Stored records
+-------+

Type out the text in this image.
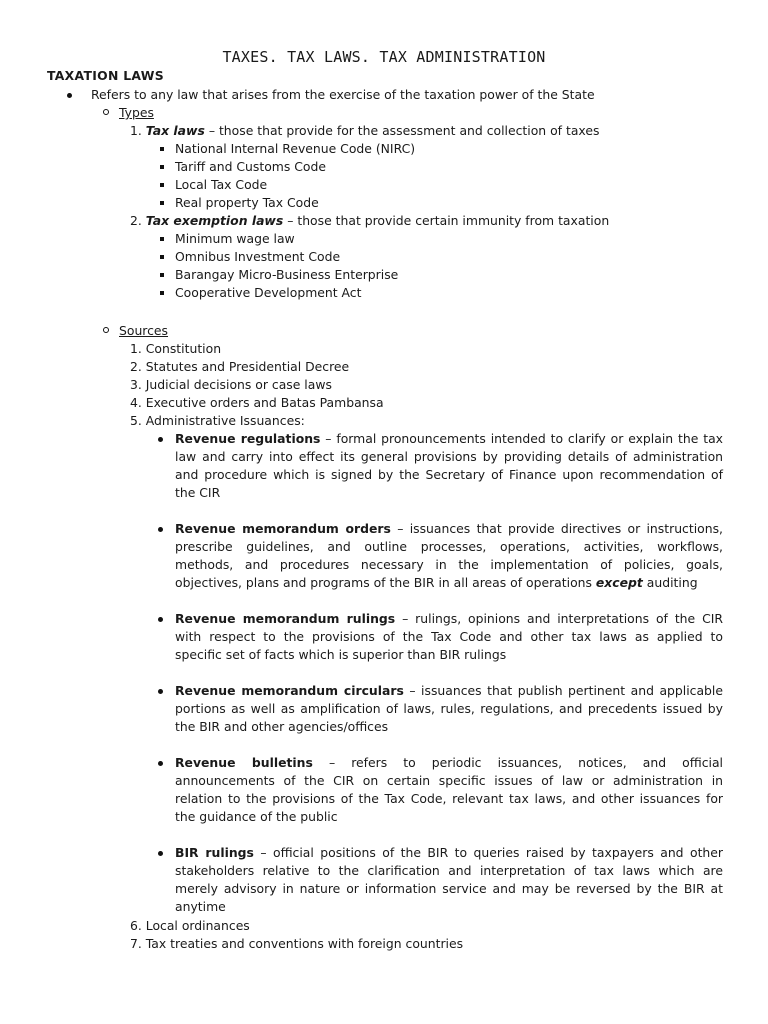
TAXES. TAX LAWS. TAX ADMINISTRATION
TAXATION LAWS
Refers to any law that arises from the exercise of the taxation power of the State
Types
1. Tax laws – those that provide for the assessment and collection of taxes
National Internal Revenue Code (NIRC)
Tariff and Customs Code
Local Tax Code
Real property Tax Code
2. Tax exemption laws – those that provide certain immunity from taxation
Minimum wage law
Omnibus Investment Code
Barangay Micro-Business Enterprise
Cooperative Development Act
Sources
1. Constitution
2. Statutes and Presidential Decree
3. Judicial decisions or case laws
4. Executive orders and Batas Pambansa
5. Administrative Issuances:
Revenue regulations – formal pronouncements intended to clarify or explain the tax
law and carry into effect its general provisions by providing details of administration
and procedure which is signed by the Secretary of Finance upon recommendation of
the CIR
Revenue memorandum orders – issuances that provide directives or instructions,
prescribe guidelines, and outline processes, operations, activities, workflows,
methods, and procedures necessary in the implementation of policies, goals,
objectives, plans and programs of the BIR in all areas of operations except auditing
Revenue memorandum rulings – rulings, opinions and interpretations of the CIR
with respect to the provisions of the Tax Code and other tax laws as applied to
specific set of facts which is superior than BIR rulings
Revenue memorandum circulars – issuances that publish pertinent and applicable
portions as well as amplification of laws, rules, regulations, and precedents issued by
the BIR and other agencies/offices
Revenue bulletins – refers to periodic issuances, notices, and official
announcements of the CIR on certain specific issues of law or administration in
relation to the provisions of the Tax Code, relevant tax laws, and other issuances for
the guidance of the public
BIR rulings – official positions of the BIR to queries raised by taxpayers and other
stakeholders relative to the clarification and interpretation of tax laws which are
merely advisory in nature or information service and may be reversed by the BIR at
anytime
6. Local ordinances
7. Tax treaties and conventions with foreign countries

+-------+

◆ Written task: From the data above, count the lines where "Code" occurs and give that figure and nothing else.

◆ Problem solution: 7